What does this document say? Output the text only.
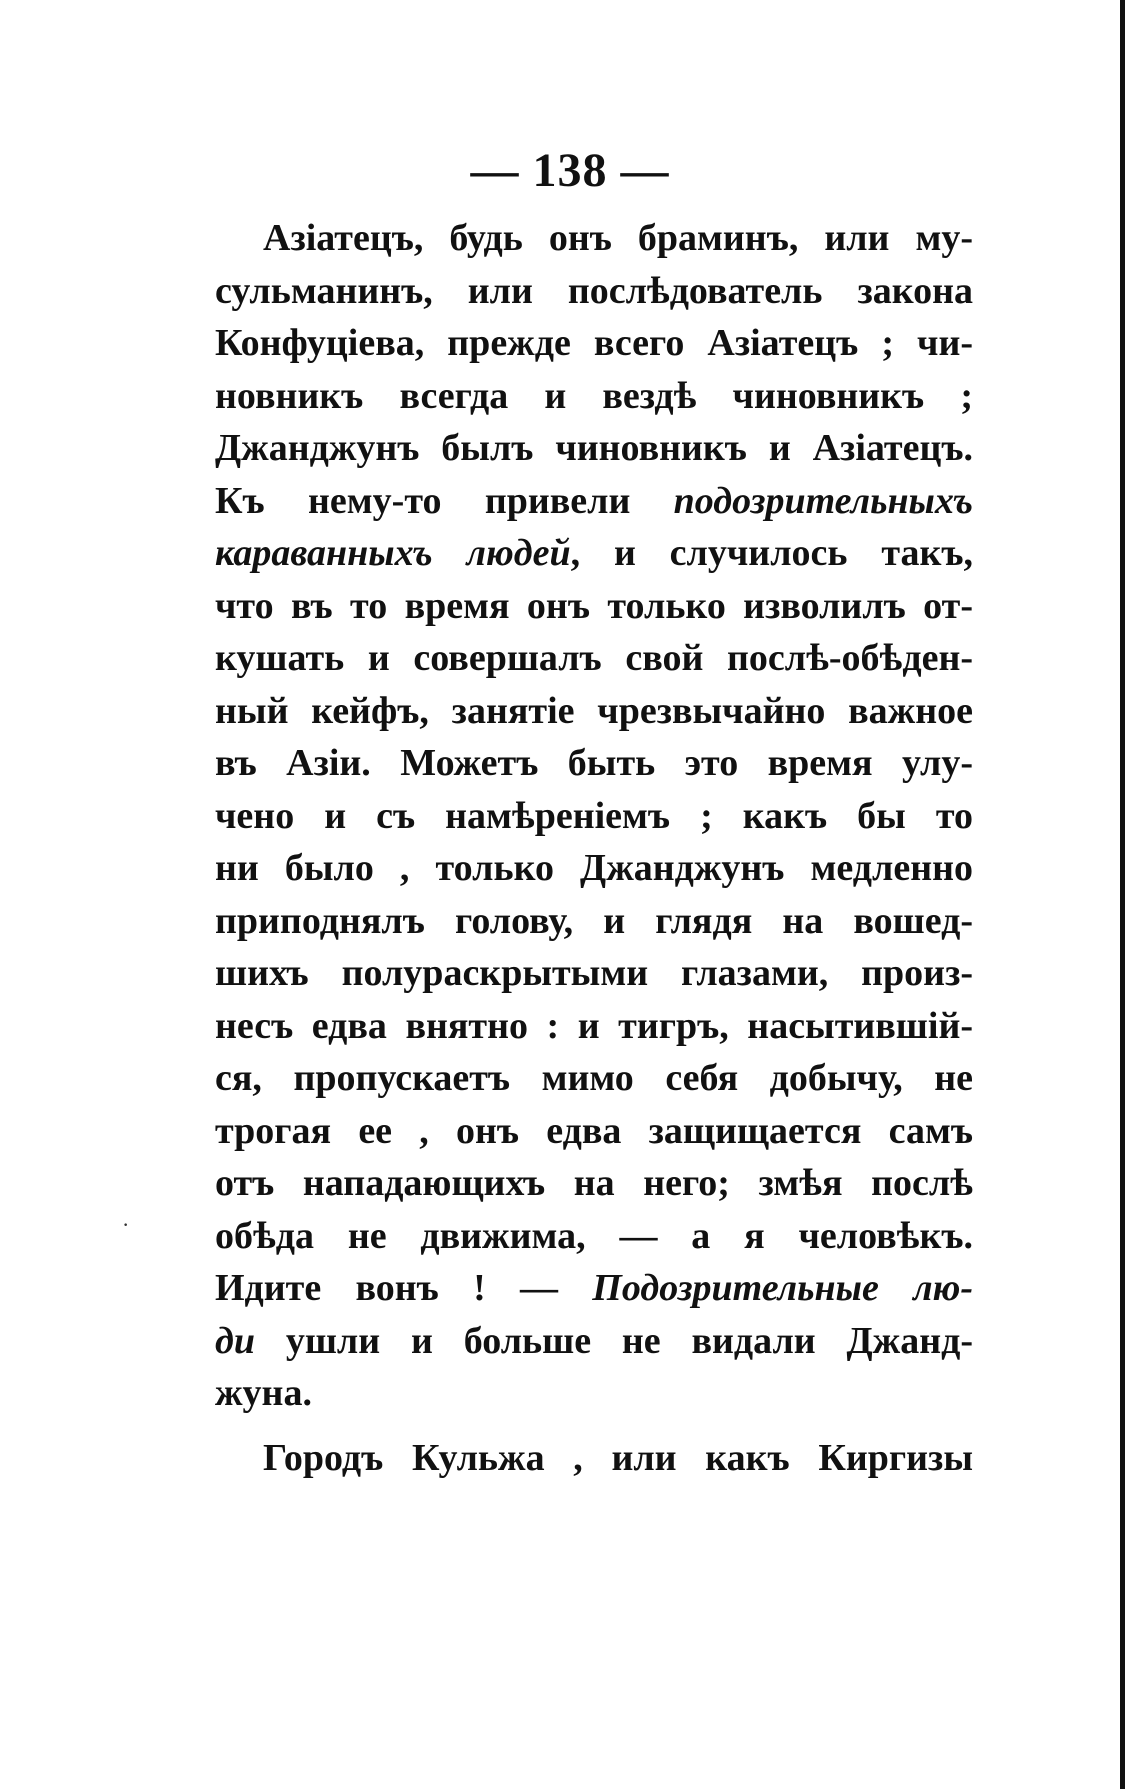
— 138 —
Азіатецъ, будь онъ браминъ, или му-
сульманинъ, или послѣдователь закона
Конфуціева, прежде всего Азіатецъ ; чи-
новникъ всегда и вездѣ чиновникъ ;
Джанджунъ былъ чиновникъ и Азіатецъ.
Къ нему-то привели подозрительныхъ
караванныхъ людей, и случилось такъ,
что въ то время онъ только изволилъ от-
кушать и совершалъ свой послѣ-обѣден-
ный кейфъ, занятіе чрезвычайно важное
въ Азіи. Можетъ быть это время улу-
чено и съ намѣреніемъ ; какъ бы то
ни было , только Джанджунъ медленно
приподнялъ голову, и глядя на вошед-
шихъ полураскрытыми глазами, произ-
несъ едва внятно : и тигръ, насытившій-
ся, пропускаетъ мимо себя добычу, не
трогая ее , онъ едва защищается самъ
отъ нападающихъ на него; змѣя послѣ
обѣда не движима, — а я человѣкъ.
Идите вонъ ! — Подозрительные лю-
ди ушли и больше не видали Джанд-
жуна.
Городъ Кульжа , или какъ Киргизы
·
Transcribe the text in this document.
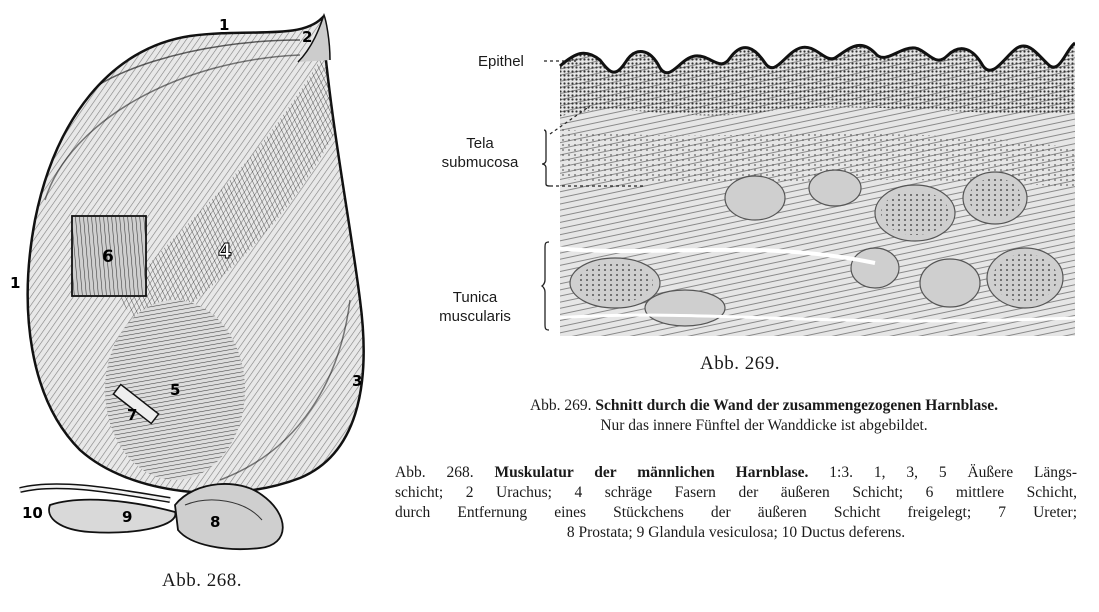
1
2
1
6	4
3
5
7
10	9	8
Abb. 268.
Epithel
Tela
submucosa
Tunica
muscularis
Abb. 269.
Abb. 269. Schnitt durch die Wand der zusammengezogenen Harnblase.
Nur das innere Fünftel der Wanddicke ist abgebildet.
Abb. 268. Muskulatur der männlichen Harnblase. 1:3. 1, 3, 5 Äußere Längs-
schicht; 2 Urachus; 4 schräge Fasern der äußeren Schicht; 6 mittlere Schicht,
durch Entfernung eines Stückchens der äußeren Schicht freigelegt; 7 Ureter;
8 Prostata; 9 Glandula vesiculosa; 10 Ductus deferens.
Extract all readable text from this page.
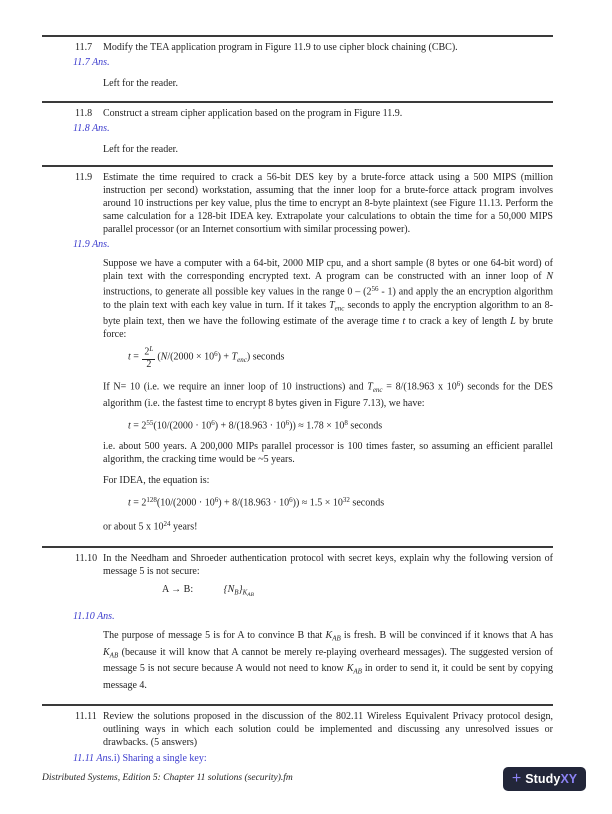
11.7	Modify the TEA application program in Figure 11.9 to use cipher block chaining (CBC).
11.7 Ans.

Left for the reader.

11.8	Construct a stream cipher application based on the program in Figure 11.9.
11.8 Ans.

Left for the reader.

11.9	Estimate the time required to crack a 56-bit DES key by a brute-force attack using a 500 MIPS (million instruction per second) workstation, assuming that the inner loop for a brute-force attack program involves around 10 instructions per key value, plus the time to encrypt an 8-byte plaintext (see Figure 11.13. Perform the same calculation for a 128-bit IDEA key. Extrapolate your calculations to obtain the time for a 50,000 MIPS parallel processor (or an Internet consortium with similar processing power).
11.9 Ans.

Suppose we have a computer with a 64-bit, 2000 MIP cpu, and a short sample (8 bytes or one 64-bit word) of plain text with the corresponding encrypted text. A program can be constructed with an inner loop of N instructions, to generate all possible key values in the range $0 - (2^{56} - 1)$ and apply the an encryption algorithm to the plain text with each key value in turn. If it takes $T_{enc}$ seconds to apply the encryption algorithm to an 8-byte plain text, then we have the following estimate of the average time t to crack a key of length L by brute force:

$t = \frac{2^L}{2} (N/(2000 \times 10^6) + T_{enc})$ seconds

If N= 10 (i.e. we require an inner loop of 10 instructions) and $T_{enc} = 8/(18.963$ x $10^6$) seconds for the DES algorithm (i.e. the fastest time to encrypt 8 bytes given in Figure 7.13), we have:

$t = 2^{55}(10/(2000 \cdot 10^6) + 8/(18.963 \cdot 10^6)) \approx 1.78 \times 10^8$ seconds

i.e. about 500 years. A 200,000 MIPs parallel processor is 100 times faster, so assuming an efficient parallel algorithm, the cracking time would be ~5 years.

For IDEA, the equation is:

$t = 2^{128}(10/(2000 \cdot 10^6) + 8/(18.963 \cdot 10^6)) \approx 1.5 \times 10^{32}$ seconds

or about 5 x $10^{24}$ years!

11.10 In the Needham and Shroeder authentication protocol with secret keys, explain why the following version of message 5 is not secure:
A → B:	$\{N_B\}_{KAB}$
11.10 Ans.

The purpose of message 5 is for A to convince B that $K_{AB}$ is fresh. B will be convinced if it knows that A has $K_{AB}$ (because it will know that A cannot be merely re-playing overheard messages). The suggested version of message 5 is not secure because A would not need to know $K_{AB}$ in order to send it, it could be sent by copying message 4.

11.11 Review the solutions proposed in the discussion of the 802.11 Wireless Equivalent Privacy protocol design, outlining ways in which each solution could be implemented and discussing any unresolved issues or drawbacks. (5 answers)
11.11 Ans.i) Sharing a single key:
Distributed Systems, Edition 5: Chapter 11 solutions (security).fm	+ Study XY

--*--

### Stated goal
Give the count of lines in the data above that hold the string "Азіатецъ", with no additional words.

### The output
3